PASSAGE TO READ
Granny & The Blackboy Peach Tree

It's the start of the blackboy peach season. 

Our first blackboy peach tree in Southbridge came from Granny's place in Leeston.   These marvellous little peach trees breed true and grow readily from the stone so once you have one there's a good chance more will spring up around it.  So it was that Granny gave us one of her baby trees many years ago before she died in 1980.

Dad planted it at the front of the orchard in Southbridge.  In 1983 when my beloved Collie dog Charn died suddenly when he was only 4 years old I was heartbroken.  I buried him beside what was then still the fairly young blackboy peach tree given to us by Granny and put a fence around the grave.   For a long time that peach tree thrived and produced many peaches and then it too died - but not before it had produced more baby peach trees.  Those baby peach trees and their offspring are the ones we still have today.  So it is the cycle of life continues.

As the writer and poet Robert Frost once wrote, "In three words I can sum up everything I've learned about life - it goes on". 

As the years go by time and time again I find myself associating a tree or a plant or produce with a relative or friend, the association often triggering loving memories because it was a tree they gave to us or a flower that was a favourite of theirs or I just remember how much my mother's side of the family loved pickled onions. 

When Granny gave Dad the baby peach tree he didn't want to take it there and then. He said he'd get it another day.  Granny said, "No, no, take it now. Another day might never come".

 And so as we once again begin to gather another bounty of delicious peaches Granny's words and wisdom echo through my mind, down over the years like a river running over stones to the sea - and I remember my wonderful grandmother whom I loved greatly and still miss.  She was the 13th of 13 children.  She was feisty and didn't suffer fools gladly but she was very kind.  And it's because of her kindness we get to enjoy these beautiful peaches, God rest her soul.

DIRECTIVE 1
Please set down the blackboy peach passage word for word, starting with "Dad planted it" and going on through "of life continues.".
DIRECTIVE 2
Judge whether each statement agrees with the blackboy peach passage, answering yes or no and quoting the words from the passage that decide it: (a) Granny died in 1980. (b) Dad planted the first tree at the back of the orchard. (c) Charn was buried beside the young peach tree.
The data below has no connection to the blackboy peach passage.

GIVEN MATERIAL
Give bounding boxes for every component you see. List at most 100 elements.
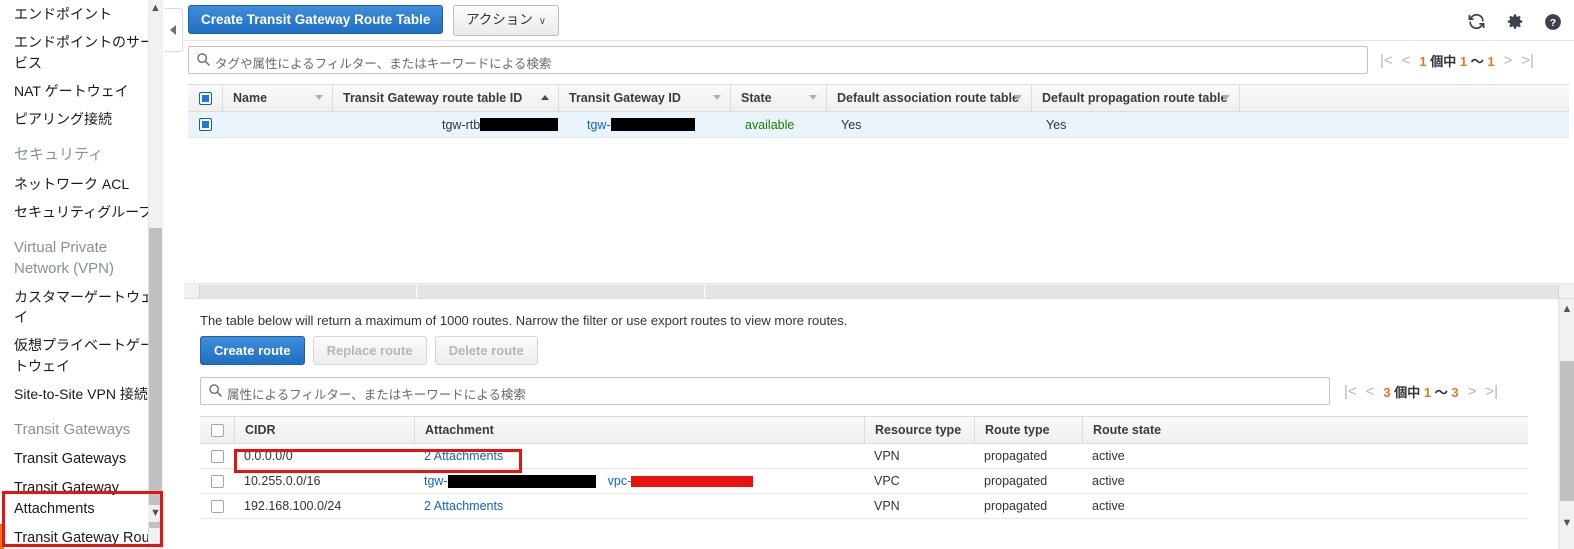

RESULT 1
Dad planted it at the front of the orchard in Southbridge.  In 1983 when my beloved Collie dog Charn died suddenly when he was only 4 years old I was heartbroken.  I buried him beside what was then still the fairly young blackboy peach tree given to us by Granny and put a fence around the grave.   For a long time that peach tree thrived and produced many peaches and then it too died - but not before it had produced more baby peach trees.  Those baby peach trees and their offspring are the ones we still have today.  So it is the cycle of life continues.

RESULT 2
(a) Yes: "before she died in 1980"
(b) No: "Dad planted it at the front of the orchard in Southbridge"
(c) Yes: "I buried him beside what was then still the fairly young blackboy peach tree"